— START DATA PROVIDED —

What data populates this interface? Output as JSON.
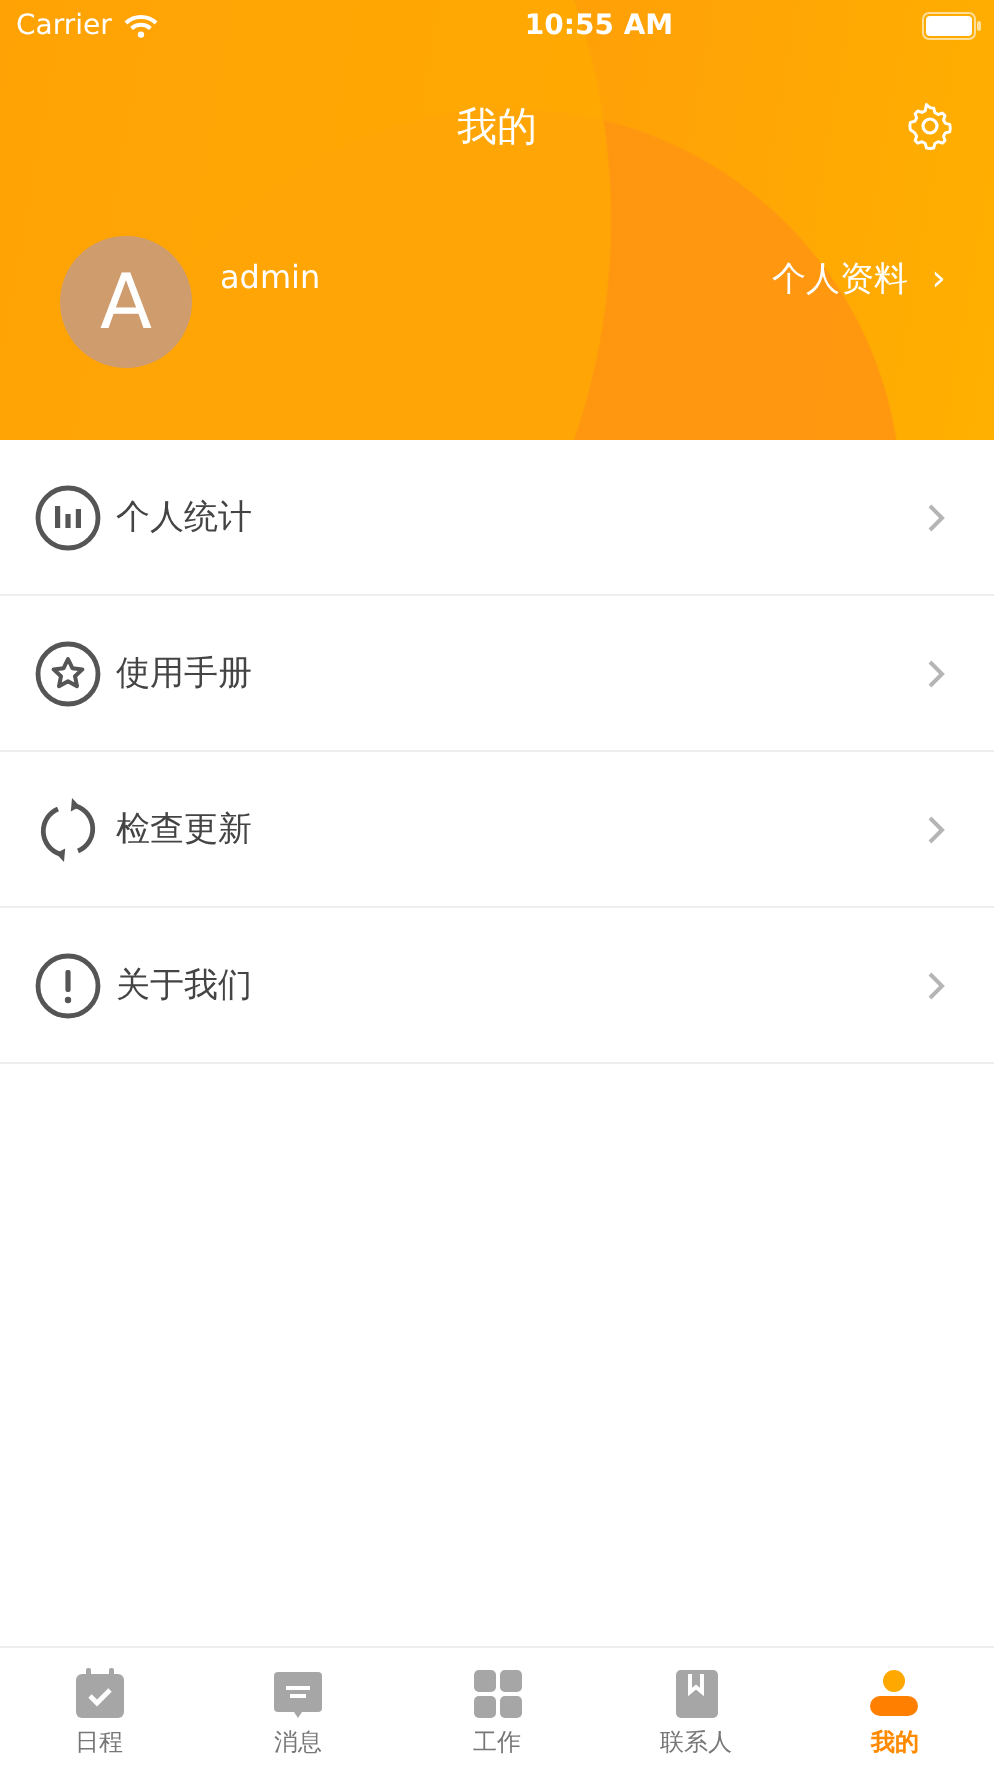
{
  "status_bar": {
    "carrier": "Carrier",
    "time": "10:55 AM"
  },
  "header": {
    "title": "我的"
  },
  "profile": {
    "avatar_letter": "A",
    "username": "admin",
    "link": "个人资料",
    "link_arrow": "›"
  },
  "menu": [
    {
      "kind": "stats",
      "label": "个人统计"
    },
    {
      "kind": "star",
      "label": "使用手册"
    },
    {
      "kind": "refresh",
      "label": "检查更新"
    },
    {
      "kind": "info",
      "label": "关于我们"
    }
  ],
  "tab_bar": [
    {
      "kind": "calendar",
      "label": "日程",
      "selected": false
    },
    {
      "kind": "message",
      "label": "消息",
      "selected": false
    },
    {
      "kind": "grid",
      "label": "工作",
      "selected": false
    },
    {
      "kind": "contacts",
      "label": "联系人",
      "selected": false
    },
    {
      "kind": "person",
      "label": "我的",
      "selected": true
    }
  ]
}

— END DATA PROVIDED —

▶ WHAT TO WORK ON
Leave images out of the retyped records; keep all else exact.

▶ EXERCISE OUTPUT
What data populates this interface? Output as JSON.
{
  "status_bar": {
    "carrier": "Carrier",
    "time": "10:55 AM"
  },
  "header": {
    "title": "我的"
  },
  "profile": {
    "avatar_letter": "A",
    "username": "admin",
    "link": "个人资料",
    "link_arrow": "›"
  },
  "menu": [
    {
      "kind": "stats",
      "label": "个人统计"
    },
    {
      "kind": "star",
      "label": "使用手册"
    },
    {
      "kind": "refresh",
      "label": "检查更新"
    },
    {
      "kind": "info",
      "label": "关于我们"
    }
  ],
  "tab_bar": [
    {
      "kind": "calendar",
      "label": "日程",
      "selected": false
    },
    {
      "kind": "message",
      "label": "消息",
      "selected": false
    },
    {
      "kind": "grid",
      "label": "工作",
      "selected": false
    },
    {
      "kind": "contacts",
      "label": "联系人",
      "selected": false
    },
    {
      "kind": "person",
      "label": "我的",
      "selected": true
    }
  ]
}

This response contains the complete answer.